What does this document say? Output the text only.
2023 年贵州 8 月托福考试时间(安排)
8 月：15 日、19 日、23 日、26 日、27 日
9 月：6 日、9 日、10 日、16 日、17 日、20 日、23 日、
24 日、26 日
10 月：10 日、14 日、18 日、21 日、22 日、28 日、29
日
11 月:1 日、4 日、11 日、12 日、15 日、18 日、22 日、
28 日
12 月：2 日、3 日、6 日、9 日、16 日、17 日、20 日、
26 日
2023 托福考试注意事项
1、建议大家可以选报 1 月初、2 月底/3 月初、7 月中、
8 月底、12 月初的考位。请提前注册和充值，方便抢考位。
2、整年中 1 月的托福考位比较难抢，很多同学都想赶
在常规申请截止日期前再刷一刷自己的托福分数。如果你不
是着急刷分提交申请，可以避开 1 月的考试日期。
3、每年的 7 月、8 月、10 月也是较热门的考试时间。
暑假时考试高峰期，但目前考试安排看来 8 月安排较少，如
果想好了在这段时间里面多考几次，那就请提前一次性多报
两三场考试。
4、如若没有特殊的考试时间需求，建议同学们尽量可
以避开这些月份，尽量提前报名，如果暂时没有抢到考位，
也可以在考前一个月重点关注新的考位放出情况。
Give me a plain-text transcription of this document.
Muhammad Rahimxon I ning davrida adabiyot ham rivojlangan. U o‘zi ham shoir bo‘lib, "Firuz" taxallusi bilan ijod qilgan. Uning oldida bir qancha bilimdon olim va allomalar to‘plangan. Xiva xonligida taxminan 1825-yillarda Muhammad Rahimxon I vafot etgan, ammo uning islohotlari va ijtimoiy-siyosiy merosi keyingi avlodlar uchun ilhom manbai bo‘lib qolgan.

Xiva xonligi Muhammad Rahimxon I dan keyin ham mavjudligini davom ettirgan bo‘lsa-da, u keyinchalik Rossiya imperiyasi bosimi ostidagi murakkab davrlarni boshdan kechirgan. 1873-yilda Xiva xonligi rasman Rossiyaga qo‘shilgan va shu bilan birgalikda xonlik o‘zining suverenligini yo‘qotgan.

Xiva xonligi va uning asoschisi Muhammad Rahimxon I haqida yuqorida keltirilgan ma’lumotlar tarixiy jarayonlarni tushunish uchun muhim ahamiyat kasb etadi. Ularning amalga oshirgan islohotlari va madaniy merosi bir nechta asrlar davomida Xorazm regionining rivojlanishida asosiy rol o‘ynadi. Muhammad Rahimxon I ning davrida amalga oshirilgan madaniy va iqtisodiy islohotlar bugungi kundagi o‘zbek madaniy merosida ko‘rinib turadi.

^^^^

Word for word, quote the lines from the line containing "Give me a plain-text" through the end of the material, both included, and nothing else.

Give me a plain-text transcription of this document.
Muhammad Rahimxon I ning davrida adabiyot ham rivojlangan. U o‘zi ham shoir bo‘lib, "Firuz" taxallusi bilan ijod qilgan. Uning oldida bir qancha bilimdon olim va allomalar to‘plangan. Xiva xonligida taxminan 1825-yillarda Muhammad Rahimxon I vafot etgan, ammo uning islohotlari va ijtimoiy-siyosiy merosi keyingi avlodlar uchun ilhom manbai bo‘lib qolgan.

Xiva xonligi Muhammad Rahimxon I dan keyin ham mavjudligini davom ettirgan bo‘lsa-da, u keyinchalik Rossiya imperiyasi bosimi ostidagi murakkab davrlarni boshdan kechirgan. 1873-yilda Xiva xonligi rasman Rossiyaga qo‘shilgan va shu bilan birgalikda xonlik o‘zining suverenligini yo‘qotgan.

Xiva xonligi va uning asoschisi Muhammad Rahimxon I haqida yuqorida keltirilgan ma’lumotlar tarixiy jarayonlarni tushunish uchun muhim ahamiyat kasb etadi. Ularning amalga oshirgan islohotlari va madaniy merosi bir nechta asrlar davomida Xorazm regionining rivojlanishida asosiy rol o‘ynadi. Muhammad Rahimxon I ning davrida amalga oshirilgan madaniy va iqtisodiy islohotlar bugungi kundagi o‘zbek madaniy merosida ko‘rinib turadi.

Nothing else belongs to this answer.